[start]

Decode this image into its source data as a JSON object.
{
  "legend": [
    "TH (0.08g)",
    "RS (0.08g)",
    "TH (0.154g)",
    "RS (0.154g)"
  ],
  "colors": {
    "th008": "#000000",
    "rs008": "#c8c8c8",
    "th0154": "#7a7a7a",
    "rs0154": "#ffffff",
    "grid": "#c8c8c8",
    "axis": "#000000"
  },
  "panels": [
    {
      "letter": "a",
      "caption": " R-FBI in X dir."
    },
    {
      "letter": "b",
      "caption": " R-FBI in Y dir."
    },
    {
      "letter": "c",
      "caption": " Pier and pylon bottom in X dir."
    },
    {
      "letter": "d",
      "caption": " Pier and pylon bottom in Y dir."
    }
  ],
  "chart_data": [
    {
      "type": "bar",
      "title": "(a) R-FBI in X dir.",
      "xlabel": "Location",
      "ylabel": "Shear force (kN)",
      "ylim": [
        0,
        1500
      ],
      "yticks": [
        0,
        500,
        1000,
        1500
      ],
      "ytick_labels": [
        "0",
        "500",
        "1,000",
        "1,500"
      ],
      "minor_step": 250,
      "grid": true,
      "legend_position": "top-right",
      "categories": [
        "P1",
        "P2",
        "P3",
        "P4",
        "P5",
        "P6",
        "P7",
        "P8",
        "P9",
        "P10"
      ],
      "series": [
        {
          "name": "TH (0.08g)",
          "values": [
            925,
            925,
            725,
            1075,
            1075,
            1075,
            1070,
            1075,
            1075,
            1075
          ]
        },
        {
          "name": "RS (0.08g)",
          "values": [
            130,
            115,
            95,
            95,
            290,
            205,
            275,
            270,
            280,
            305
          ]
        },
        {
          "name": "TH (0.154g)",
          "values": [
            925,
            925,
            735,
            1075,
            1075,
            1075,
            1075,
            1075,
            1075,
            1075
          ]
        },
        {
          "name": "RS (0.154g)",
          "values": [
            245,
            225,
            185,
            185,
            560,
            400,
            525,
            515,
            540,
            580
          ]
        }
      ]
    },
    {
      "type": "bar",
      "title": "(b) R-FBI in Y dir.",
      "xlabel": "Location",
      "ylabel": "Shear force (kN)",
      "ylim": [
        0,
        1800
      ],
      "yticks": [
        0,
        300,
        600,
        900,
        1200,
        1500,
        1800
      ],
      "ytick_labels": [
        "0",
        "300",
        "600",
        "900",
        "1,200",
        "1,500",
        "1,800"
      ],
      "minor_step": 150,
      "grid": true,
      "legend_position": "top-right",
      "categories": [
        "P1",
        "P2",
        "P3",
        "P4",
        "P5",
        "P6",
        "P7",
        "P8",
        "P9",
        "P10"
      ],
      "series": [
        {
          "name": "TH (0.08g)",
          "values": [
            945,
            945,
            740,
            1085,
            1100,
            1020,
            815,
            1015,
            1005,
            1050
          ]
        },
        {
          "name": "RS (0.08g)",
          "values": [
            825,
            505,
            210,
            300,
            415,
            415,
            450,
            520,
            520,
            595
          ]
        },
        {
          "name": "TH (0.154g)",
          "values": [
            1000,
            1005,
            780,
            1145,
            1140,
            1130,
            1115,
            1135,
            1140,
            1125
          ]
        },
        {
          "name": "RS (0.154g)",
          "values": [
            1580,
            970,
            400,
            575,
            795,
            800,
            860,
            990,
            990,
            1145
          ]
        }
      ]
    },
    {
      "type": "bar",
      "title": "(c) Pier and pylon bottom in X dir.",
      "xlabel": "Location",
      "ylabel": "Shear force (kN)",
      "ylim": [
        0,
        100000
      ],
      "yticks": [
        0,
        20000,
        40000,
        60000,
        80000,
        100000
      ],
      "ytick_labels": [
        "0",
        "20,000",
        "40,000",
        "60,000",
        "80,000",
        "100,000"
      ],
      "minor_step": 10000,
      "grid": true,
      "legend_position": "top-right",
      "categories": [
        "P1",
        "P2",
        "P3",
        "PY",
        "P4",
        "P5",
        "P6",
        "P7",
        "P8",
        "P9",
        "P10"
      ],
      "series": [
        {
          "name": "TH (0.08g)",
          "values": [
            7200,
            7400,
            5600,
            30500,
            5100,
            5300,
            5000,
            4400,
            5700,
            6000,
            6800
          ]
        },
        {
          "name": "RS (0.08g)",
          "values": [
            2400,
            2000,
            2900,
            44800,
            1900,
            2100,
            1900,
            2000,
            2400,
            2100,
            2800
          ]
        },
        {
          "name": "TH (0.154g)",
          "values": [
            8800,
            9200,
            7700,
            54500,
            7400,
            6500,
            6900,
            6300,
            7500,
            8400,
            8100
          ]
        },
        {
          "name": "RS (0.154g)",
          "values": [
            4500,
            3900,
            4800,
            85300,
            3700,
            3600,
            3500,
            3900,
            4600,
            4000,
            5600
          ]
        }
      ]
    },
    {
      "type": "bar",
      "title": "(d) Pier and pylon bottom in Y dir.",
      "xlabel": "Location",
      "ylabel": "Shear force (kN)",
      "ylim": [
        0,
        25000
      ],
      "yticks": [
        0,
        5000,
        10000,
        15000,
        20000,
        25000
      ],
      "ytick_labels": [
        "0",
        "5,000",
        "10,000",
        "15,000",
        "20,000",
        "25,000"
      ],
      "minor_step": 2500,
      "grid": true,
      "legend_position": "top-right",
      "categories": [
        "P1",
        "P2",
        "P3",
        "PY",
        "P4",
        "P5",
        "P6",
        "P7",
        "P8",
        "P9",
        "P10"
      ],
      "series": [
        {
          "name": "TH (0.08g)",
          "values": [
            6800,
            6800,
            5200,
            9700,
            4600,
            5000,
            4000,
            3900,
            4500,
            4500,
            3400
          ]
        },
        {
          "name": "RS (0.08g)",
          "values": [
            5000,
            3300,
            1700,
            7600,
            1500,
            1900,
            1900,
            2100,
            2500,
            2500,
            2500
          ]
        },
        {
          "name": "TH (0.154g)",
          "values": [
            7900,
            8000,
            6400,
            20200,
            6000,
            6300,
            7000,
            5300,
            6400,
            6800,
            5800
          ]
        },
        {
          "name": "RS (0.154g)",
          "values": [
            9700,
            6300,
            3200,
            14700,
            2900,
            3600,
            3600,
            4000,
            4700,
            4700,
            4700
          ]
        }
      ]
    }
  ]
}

[end]

- _EXERCISE PROMPT_: Copy out the full listing exactly.

- _PROBLEM SOLUTION_:
Decode this image into its source data as a JSON object.
{
  "legend": [
    "TH (0.08g)",
    "RS (0.08g)",
    "TH (0.154g)",
    "RS (0.154g)"
  ],
  "colors": {
    "th008": "#000000",
    "rs008": "#c8c8c8",
    "th0154": "#7a7a7a",
    "rs0154": "#ffffff",
    "grid": "#c8c8c8",
    "axis": "#000000"
  },
  "panels": [
    {
      "letter": "a",
      "caption": " R-FBI in X dir."
    },
    {
      "letter": "b",
      "caption": " R-FBI in Y dir."
    },
    {
      "letter": "c",
      "caption": " Pier and pylon bottom in X dir."
    },
    {
      "letter": "d",
      "caption": " Pier and pylon bottom in Y dir."
    }
  ],
  "chart_data": [
    {
      "type": "bar",
      "title": "(a) R-FBI in X dir.",
      "xlabel": "Location",
      "ylabel": "Shear force (kN)",
      "ylim": [
        0,
        1500
      ],
      "yticks": [
        0,
        500,
        1000,
        1500
      ],
      "ytick_labels": [
        "0",
        "500",
        "1,000",
        "1,500"
      ],
      "minor_step": 250,
      "grid": true,
      "legend_position": "top-right",
      "categories": [
        "P1",
        "P2",
        "P3",
        "P4",
        "P5",
        "P6",
        "P7",
        "P8",
        "P9",
        "P10"
      ],
      "series": [
        {
          "name": "TH (0.08g)",
          "values": [
            925,
            925,
            725,
            1075,
            1075,
            1075,
            1070,
            1075,
            1075,
            1075
          ]
        },
        {
          "name": "RS (0.08g)",
          "values": [
            130,
            115,
            95,
            95,
            290,
            205,
            275,
            270,
            280,
            305
          ]
        },
        {
          "name": "TH (0.154g)",
          "values": [
            925,
            925,
            735,
            1075,
            1075,
            1075,
            1075,
            1075,
            1075,
            1075
          ]
        },
        {
          "name": "RS (0.154g)",
          "values": [
            245,
            225,
            185,
            185,
            560,
            400,
            525,
            515,
            540,
            580
          ]
        }
      ]
    },
    {
      "type": "bar",
      "title": "(b) R-FBI in Y dir.",
      "xlabel": "Location",
      "ylabel": "Shear force (kN)",
      "ylim": [
        0,
        1800
      ],
      "yticks": [
        0,
        300,
        600,
        900,
        1200,
        1500,
        1800
      ],
      "ytick_labels": [
        "0",
        "300",
        "600",
        "900",
        "1,200",
        "1,500",
        "1,800"
      ],
      "minor_step": 150,
      "grid": true,
      "legend_position": "top-right",
      "categories": [
        "P1",
        "P2",
        "P3",
        "P4",
        "P5",
        "P6",
        "P7",
        "P8",
        "P9",
        "P10"
      ],
      "series": [
        {
          "name": "TH (0.08g)",
          "values": [
            945,
            945,
            740,
            1085,
            1100,
            1020,
            815,
            1015,
            1005,
            1050
          ]
        },
        {
          "name": "RS (0.08g)",
          "values": [
            825,
            505,
            210,
            300,
            415,
            415,
            450,
            520,
            520,
            595
          ]
        },
        {
          "name": "TH (0.154g)",
          "values": [
            1000,
            1005,
            780,
            1145,
            1140,
            1130,
            1115,
            1135,
            1140,
            1125
          ]
        },
        {
          "name": "RS (0.154g)",
          "values": [
            1580,
            970,
            400,
            575,
            795,
            800,
            860,
            990,
            990,
            1145
          ]
        }
      ]
    },
    {
      "type": "bar",
      "title": "(c) Pier and pylon bottom in X dir.",
      "xlabel": "Location",
      "ylabel": "Shear force (kN)",
      "ylim": [
        0,
        100000
      ],
      "yticks": [
        0,
        20000,
        40000,
        60000,
        80000,
        100000
      ],
      "ytick_labels": [
        "0",
        "20,000",
        "40,000",
        "60,000",
        "80,000",
        "100,000"
      ],
      "minor_step": 10000,
      "grid": true,
      "legend_position": "top-right",
      "categories": [
        "P1",
        "P2",
        "P3",
        "PY",
        "P4",
        "P5",
        "P6",
        "P7",
        "P8",
        "P9",
        "P10"
      ],
      "series": [
        {
          "name": "TH (0.08g)",
          "values": [
            7200,
            7400,
            5600,
            30500,
            5100,
            5300,
            5000,
            4400,
            5700,
            6000,
            6800
          ]
        },
        {
          "name": "RS (0.08g)",
          "values": [
            2400,
            2000,
            2900,
            44800,
            1900,
            2100,
            1900,
            2000,
            2400,
            2100,
            2800
          ]
        },
        {
          "name": "TH (0.154g)",
          "values": [
            8800,
            9200,
            7700,
            54500,
            7400,
            6500,
            6900,
            6300,
            7500,
            8400,
            8100
          ]
        },
        {
          "name": "RS (0.154g)",
          "values": [
            4500,
            3900,
            4800,
            85300,
            3700,
            3600,
            3500,
            3900,
            4600,
            4000,
            5600
          ]
        }
      ]
    },
    {
      "type": "bar",
      "title": "(d) Pier and pylon bottom in Y dir.",
      "xlabel": "Location",
      "ylabel": "Shear force (kN)",
      "ylim": [
        0,
        25000
      ],
      "yticks": [
        0,
        5000,
        10000,
        15000,
        20000,
        25000
      ],
      "ytick_labels": [
        "0",
        "5,000",
        "10,000",
        "15,000",
        "20,000",
        "25,000"
      ],
      "minor_step": 2500,
      "grid": true,
      "legend_position": "top-right",
      "categories": [
        "P1",
        "P2",
        "P3",
        "PY",
        "P4",
        "P5",
        "P6",
        "P7",
        "P8",
        "P9",
        "P10"
      ],
      "series": [
        {
          "name": "TH (0.08g)",
          "values": [
            6800,
            6800,
            5200,
            9700,
            4600,
            5000,
            4000,
            3900,
            4500,
            4500,
            3400
          ]
        },
        {
          "name": "RS (0.08g)",
          "values": [
            5000,
            3300,
            1700,
            7600,
            1500,
            1900,
            1900,
            2100,
            2500,
            2500,
            2500
          ]
        },
        {
          "name": "TH (0.154g)",
          "values": [
            7900,
            8000,
            6400,
            20200,
            6000,
            6300,
            7000,
            5300,
            6400,
            6800,
            5800
          ]
        },
        {
          "name": "RS (0.154g)",
          "values": [
            9700,
            6300,
            3200,
            14700,
            2900,
            3600,
            3600,
            4000,
            4700,
            4700,
            4700
          ]
        }
      ]
    }
  ]
}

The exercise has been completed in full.